Begin Selected extract

12.   Full Settlement; Resolution of Disputes.

  (a)   The Company’s obligation to make any payments provided for in this Agreement and otherwise to perform its obligations hereunder shall not be affected by any set-off, counterclaim, recoupment, defense or other claim, right or action which the Company may have against the Executive or others. In no event shall the Executive be obligated to seek other employment or take any other action by way of mitigation of the amounts payable to the Executive under any of the provisions of this Agreement and such amounts shall not be reduced whether or not the Executive obtains other employment except to the extent provided in Section 3(b)(1).

End Selected extract

What you will do:
(a) In the agreement excerpt, which section is named as the exception to the rule that payments are not reduced when the Executive finds other employment?
(b) Quote the agreement excerpt from "(a)   The Company’s" to "provided in Section 3(b)(1).".
The listing after this point is unrelated to the agreement excerpt.

Begin Data

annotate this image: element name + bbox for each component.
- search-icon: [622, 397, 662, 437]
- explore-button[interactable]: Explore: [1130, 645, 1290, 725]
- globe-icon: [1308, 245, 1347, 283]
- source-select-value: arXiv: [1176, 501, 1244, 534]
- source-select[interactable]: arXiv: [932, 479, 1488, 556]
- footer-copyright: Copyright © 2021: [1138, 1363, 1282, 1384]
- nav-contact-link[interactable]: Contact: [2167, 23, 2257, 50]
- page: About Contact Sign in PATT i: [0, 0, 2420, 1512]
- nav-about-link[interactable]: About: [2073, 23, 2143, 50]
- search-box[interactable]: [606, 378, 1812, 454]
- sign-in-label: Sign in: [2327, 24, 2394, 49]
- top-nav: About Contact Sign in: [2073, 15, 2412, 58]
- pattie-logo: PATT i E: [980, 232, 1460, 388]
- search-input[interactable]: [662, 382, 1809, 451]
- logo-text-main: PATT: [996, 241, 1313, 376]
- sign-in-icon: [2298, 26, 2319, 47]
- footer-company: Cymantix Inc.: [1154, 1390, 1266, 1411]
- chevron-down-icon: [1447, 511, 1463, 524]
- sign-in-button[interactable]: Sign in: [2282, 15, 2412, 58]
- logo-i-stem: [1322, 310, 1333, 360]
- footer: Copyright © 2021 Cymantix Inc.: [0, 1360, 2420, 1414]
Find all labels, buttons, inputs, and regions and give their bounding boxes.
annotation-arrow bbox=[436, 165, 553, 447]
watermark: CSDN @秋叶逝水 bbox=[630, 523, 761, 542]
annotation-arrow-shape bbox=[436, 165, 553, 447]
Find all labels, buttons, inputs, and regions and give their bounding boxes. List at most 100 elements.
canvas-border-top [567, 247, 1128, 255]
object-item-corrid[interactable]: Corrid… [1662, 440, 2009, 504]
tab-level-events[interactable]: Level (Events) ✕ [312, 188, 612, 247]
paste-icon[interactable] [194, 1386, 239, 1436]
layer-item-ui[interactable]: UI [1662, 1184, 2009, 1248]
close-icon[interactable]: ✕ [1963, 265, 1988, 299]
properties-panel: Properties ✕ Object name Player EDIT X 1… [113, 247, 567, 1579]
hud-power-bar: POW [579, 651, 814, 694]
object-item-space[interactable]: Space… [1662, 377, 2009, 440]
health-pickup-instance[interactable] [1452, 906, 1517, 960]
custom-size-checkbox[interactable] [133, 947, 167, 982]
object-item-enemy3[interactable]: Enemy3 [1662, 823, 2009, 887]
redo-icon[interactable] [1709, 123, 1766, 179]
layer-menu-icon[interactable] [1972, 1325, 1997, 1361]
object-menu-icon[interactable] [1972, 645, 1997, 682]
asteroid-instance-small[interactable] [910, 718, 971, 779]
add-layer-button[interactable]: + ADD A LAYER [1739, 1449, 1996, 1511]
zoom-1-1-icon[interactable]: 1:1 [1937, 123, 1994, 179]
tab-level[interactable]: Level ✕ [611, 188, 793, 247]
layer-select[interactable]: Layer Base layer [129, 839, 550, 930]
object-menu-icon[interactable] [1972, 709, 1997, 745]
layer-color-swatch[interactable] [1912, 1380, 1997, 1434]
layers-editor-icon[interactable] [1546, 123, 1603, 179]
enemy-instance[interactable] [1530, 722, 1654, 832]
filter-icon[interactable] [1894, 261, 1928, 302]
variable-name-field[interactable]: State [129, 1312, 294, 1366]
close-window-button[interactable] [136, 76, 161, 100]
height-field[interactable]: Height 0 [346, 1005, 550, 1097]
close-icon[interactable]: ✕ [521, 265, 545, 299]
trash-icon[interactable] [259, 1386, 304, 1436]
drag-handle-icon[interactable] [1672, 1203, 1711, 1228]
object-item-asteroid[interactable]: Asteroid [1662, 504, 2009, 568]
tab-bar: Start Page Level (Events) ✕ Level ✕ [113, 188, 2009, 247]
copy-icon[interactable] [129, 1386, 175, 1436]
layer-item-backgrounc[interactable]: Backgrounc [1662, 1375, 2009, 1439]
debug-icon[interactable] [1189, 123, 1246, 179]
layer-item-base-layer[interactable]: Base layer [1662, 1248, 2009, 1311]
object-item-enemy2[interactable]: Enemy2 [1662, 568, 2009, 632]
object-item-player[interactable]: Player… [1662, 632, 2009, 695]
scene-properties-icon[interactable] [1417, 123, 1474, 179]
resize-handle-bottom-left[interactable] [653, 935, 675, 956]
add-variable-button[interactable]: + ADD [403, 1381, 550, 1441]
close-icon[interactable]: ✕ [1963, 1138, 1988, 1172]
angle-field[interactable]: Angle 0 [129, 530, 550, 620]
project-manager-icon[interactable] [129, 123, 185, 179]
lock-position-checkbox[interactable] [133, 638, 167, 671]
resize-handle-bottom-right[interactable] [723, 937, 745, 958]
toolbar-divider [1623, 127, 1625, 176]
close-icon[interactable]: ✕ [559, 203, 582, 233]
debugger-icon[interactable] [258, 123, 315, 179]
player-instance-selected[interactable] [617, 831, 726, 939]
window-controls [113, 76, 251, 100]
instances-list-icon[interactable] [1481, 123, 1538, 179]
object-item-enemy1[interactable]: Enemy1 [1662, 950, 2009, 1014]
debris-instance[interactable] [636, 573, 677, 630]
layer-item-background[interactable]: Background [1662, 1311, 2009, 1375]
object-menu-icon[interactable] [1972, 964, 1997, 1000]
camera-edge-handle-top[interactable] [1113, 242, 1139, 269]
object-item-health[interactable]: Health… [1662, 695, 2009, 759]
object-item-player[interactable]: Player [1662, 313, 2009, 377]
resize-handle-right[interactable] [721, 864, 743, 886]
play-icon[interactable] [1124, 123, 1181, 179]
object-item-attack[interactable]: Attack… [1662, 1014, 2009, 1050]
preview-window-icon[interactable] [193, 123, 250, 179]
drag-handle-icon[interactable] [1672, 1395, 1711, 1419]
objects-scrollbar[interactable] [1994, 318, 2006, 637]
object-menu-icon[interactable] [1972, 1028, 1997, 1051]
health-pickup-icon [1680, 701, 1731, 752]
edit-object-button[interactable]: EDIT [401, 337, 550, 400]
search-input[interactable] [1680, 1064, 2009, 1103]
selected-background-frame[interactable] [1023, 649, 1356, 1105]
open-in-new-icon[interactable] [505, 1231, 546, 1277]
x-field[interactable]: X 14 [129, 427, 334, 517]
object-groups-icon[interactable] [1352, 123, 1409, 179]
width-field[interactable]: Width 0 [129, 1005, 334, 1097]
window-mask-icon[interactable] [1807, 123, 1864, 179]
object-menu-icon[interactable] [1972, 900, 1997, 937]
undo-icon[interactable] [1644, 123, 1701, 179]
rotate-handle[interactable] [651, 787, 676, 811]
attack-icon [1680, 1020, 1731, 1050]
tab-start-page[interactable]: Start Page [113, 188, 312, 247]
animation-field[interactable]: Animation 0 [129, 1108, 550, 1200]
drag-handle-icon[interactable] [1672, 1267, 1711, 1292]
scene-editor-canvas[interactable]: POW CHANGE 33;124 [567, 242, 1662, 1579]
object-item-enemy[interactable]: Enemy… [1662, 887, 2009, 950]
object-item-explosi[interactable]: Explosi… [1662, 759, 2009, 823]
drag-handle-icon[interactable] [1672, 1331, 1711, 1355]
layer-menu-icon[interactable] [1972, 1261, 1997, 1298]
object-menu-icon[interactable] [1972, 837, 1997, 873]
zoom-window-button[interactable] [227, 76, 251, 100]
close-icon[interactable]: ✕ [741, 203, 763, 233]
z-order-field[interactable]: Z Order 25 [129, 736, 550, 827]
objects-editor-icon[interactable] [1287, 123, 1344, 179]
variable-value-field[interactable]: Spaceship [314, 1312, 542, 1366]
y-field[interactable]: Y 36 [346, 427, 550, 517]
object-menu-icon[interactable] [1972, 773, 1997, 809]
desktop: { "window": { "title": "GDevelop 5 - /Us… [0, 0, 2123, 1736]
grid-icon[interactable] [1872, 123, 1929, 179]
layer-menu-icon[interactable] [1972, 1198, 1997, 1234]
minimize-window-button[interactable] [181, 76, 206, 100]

End Data

Task-by-task solutions:
(a) Section 3(b)(1).

(b)
(a)   The Company’s obligation to make any payments provided for in this Agreement and otherwise to perform its obligations hereunder shall not be affected by any set-off, counterclaim, recoupment, defense or other claim, right or action which the Company may have against the Executive or others. In no event shall the Executive be obligated to seek other employment or take any other action by way of mitigation of the amounts payable to the Executive under any of the provisions of this Agreement and such amounts shall not be reduced whether or not the Executive obtains other employment except to the extent provided in Section 3(b)(1).